Locate the lines where "Modeling" occurs and copy them as they stand.

• [DATA LISTING]

--*--

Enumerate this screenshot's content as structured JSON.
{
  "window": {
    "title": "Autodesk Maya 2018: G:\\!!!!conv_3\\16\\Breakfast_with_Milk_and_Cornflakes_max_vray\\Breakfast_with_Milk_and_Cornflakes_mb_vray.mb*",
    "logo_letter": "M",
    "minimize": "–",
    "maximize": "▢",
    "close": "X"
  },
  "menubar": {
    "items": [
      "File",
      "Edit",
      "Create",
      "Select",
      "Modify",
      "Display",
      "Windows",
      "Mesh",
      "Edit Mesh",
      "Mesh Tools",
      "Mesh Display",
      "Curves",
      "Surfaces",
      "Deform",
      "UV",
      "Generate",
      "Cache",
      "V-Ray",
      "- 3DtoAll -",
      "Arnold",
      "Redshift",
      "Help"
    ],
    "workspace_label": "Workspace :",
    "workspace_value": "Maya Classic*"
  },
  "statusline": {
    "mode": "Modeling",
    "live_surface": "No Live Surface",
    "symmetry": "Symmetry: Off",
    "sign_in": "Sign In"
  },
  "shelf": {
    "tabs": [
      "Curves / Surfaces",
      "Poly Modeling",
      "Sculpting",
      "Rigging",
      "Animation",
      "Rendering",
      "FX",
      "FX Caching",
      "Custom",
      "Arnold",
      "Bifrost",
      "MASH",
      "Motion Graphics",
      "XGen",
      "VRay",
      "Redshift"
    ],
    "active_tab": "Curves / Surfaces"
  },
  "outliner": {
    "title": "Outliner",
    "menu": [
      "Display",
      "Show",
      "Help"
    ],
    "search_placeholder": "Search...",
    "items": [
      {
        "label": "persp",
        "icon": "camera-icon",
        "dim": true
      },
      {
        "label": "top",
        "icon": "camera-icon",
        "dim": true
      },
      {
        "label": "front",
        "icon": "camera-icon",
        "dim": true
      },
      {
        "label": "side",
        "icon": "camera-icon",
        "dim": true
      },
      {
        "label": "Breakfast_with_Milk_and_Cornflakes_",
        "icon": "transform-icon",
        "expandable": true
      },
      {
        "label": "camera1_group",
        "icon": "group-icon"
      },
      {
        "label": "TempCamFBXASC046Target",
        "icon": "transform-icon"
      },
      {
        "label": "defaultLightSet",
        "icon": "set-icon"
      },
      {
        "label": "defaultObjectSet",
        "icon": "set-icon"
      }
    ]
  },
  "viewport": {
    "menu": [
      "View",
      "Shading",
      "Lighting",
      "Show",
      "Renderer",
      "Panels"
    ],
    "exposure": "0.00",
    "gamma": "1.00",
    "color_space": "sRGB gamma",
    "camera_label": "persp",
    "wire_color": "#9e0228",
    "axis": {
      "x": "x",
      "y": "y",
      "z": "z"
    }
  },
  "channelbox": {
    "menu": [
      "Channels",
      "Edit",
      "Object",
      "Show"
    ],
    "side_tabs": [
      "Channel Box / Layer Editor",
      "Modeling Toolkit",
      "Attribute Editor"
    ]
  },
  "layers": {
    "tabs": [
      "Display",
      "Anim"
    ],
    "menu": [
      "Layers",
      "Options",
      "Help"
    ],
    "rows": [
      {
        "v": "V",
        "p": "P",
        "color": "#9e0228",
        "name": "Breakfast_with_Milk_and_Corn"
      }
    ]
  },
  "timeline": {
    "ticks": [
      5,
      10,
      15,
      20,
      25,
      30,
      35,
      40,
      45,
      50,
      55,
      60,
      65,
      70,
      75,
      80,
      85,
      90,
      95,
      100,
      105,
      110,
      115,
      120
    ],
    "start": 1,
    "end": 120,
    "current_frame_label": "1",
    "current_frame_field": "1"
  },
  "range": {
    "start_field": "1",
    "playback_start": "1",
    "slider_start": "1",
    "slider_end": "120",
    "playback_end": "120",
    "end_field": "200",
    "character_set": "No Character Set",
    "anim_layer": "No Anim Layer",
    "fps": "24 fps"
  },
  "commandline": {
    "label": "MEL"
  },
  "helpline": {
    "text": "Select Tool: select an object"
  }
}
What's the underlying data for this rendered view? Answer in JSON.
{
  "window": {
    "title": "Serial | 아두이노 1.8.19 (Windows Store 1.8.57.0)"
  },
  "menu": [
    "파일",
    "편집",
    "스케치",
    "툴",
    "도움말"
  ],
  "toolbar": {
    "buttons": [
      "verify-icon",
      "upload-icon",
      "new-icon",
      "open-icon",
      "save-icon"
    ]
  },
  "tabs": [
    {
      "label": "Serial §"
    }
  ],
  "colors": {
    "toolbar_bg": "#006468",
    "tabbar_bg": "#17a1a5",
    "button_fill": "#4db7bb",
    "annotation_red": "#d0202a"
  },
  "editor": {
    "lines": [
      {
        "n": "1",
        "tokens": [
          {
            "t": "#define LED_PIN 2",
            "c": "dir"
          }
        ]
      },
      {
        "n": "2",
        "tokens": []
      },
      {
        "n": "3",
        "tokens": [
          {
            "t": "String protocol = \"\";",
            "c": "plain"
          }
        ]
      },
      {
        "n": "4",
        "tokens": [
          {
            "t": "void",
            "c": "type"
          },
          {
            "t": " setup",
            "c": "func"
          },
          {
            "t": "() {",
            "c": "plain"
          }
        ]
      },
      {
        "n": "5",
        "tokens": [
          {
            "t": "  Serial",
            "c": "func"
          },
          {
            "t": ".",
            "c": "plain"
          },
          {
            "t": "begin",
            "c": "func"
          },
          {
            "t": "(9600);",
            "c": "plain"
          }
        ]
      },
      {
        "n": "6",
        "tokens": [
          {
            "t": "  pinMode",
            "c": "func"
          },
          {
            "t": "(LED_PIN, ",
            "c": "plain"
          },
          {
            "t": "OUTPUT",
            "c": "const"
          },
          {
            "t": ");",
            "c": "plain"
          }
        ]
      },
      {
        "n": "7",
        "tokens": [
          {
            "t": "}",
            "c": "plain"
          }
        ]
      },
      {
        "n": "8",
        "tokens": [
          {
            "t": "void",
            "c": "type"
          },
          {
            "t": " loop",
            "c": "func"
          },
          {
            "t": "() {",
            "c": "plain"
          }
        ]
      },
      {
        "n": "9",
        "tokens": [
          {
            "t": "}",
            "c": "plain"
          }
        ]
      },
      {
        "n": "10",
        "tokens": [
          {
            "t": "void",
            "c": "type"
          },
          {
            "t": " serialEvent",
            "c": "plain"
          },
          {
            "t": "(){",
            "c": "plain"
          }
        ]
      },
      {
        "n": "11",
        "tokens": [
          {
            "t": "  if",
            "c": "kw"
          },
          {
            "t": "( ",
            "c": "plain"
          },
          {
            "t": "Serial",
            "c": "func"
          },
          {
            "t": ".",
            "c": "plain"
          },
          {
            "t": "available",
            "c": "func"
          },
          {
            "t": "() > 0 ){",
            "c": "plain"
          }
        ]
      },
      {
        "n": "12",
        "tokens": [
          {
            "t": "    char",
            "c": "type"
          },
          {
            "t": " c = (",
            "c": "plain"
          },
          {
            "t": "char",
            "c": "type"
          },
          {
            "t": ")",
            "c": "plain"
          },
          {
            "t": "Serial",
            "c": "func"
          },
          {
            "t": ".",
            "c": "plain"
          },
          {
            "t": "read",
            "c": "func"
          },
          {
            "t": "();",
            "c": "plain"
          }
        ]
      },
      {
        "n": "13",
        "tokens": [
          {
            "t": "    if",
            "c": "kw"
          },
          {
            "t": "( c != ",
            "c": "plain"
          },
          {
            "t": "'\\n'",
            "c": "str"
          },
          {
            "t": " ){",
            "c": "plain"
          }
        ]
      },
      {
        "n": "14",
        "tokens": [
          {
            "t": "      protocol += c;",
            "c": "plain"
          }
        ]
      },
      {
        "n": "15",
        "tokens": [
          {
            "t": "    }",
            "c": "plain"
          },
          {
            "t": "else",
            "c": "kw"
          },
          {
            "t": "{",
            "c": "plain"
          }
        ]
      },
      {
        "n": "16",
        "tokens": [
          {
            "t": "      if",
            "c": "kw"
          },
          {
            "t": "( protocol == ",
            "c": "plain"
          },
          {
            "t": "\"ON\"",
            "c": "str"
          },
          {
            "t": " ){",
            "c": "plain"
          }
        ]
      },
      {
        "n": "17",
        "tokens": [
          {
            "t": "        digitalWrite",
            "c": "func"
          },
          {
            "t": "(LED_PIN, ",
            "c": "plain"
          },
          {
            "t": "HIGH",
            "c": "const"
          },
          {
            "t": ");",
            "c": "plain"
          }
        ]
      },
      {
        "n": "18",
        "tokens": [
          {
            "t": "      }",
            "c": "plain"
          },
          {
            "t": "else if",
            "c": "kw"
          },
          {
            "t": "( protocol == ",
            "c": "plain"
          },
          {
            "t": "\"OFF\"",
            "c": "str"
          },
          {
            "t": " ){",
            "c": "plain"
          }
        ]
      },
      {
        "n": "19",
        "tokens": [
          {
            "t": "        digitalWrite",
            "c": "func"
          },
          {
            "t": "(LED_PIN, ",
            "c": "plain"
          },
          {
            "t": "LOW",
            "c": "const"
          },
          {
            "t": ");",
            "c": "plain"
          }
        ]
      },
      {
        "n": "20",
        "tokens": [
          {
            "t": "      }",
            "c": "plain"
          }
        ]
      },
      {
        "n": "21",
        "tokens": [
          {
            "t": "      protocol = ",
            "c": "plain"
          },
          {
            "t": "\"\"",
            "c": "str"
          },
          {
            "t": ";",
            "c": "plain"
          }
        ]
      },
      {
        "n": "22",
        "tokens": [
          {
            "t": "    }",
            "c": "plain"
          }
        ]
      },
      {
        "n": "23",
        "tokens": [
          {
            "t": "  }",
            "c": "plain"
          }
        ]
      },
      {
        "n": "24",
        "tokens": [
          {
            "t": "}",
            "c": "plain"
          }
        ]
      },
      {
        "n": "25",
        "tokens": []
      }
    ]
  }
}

--*--

• [RESULT FOR THIS TASK]
    "mode": "Modeling",
      "Poly Modeling",
      "Modeling Toolkit",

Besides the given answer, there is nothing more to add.